== DATA SUPPLIED

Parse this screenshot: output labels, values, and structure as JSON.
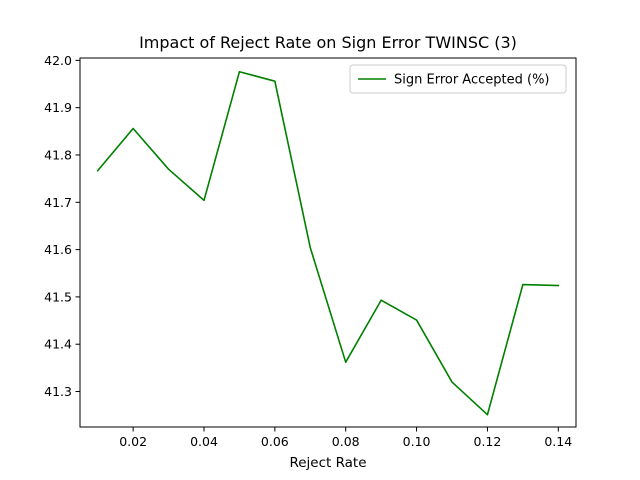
{
  "chart_data": {
    "type": "line",
    "title": "Impact of Reject Rate on Sign Error TWINSC (3)",
    "xlabel": "Reject Rate",
    "ylabel": "",
    "xlim": [
      0.005,
      0.145
    ],
    "ylim": [
      41.225,
      42.005
    ],
    "x_ticks": [
      0.02,
      0.04,
      0.06,
      0.08,
      0.1,
      0.12,
      0.14
    ],
    "x_tick_labels": [
      "0.02",
      "0.04",
      "0.06",
      "0.08",
      "0.10",
      "0.12",
      "0.14"
    ],
    "y_ticks": [
      41.3,
      41.4,
      41.5,
      41.6,
      41.7,
      41.8,
      41.9,
      42.0
    ],
    "y_tick_labels": [
      "41.3",
      "41.4",
      "41.5",
      "41.6",
      "41.7",
      "41.8",
      "41.9",
      "42.0"
    ],
    "grid": false,
    "legend_position": "top-right",
    "series": [
      {
        "name": "Sign Error Accepted (%)",
        "color": "#008000",
        "x": [
          0.01,
          0.02,
          0.03,
          0.04,
          0.05,
          0.06,
          0.07,
          0.08,
          0.09,
          0.1,
          0.11,
          0.12,
          0.13,
          0.14
        ],
        "y": [
          41.767,
          41.856,
          41.77,
          41.704,
          41.976,
          41.956,
          41.604,
          41.362,
          41.493,
          41.451,
          41.32,
          41.251,
          41.526,
          41.524
        ]
      }
    ]
  }
}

====

• [STATED TASK]:
Transcribe the records above verbatim. Do not carry over any picture.

• [RESPONSE BELOW]:
Parse this screenshot: output labels, values, and structure as JSON.
{
  "chart_data": {
    "type": "line",
    "title": "Impact of Reject Rate on Sign Error TWINSC (3)",
    "xlabel": "Reject Rate",
    "ylabel": "",
    "xlim": [
      0.005,
      0.145
    ],
    "ylim": [
      41.225,
      42.005
    ],
    "x_ticks": [
      0.02,
      0.04,
      0.06,
      0.08,
      0.1,
      0.12,
      0.14
    ],
    "x_tick_labels": [
      "0.02",
      "0.04",
      "0.06",
      "0.08",
      "0.10",
      "0.12",
      "0.14"
    ],
    "y_ticks": [
      41.3,
      41.4,
      41.5,
      41.6,
      41.7,
      41.8,
      41.9,
      42.0
    ],
    "y_tick_labels": [
      "41.3",
      "41.4",
      "41.5",
      "41.6",
      "41.7",
      "41.8",
      "41.9",
      "42.0"
    ],
    "grid": false,
    "legend_position": "top-right",
    "series": [
      {
        "name": "Sign Error Accepted (%)",
        "color": "#008000",
        "x": [
          0.01,
          0.02,
          0.03,
          0.04,
          0.05,
          0.06,
          0.07,
          0.08,
          0.09,
          0.1,
          0.11,
          0.12,
          0.13,
          0.14
        ],
        "y": [
          41.767,
          41.856,
          41.77,
          41.704,
          41.976,
          41.956,
          41.604,
          41.362,
          41.493,
          41.451,
          41.32,
          41.251,
          41.526,
          41.524
        ]
      }
    ]
  }
}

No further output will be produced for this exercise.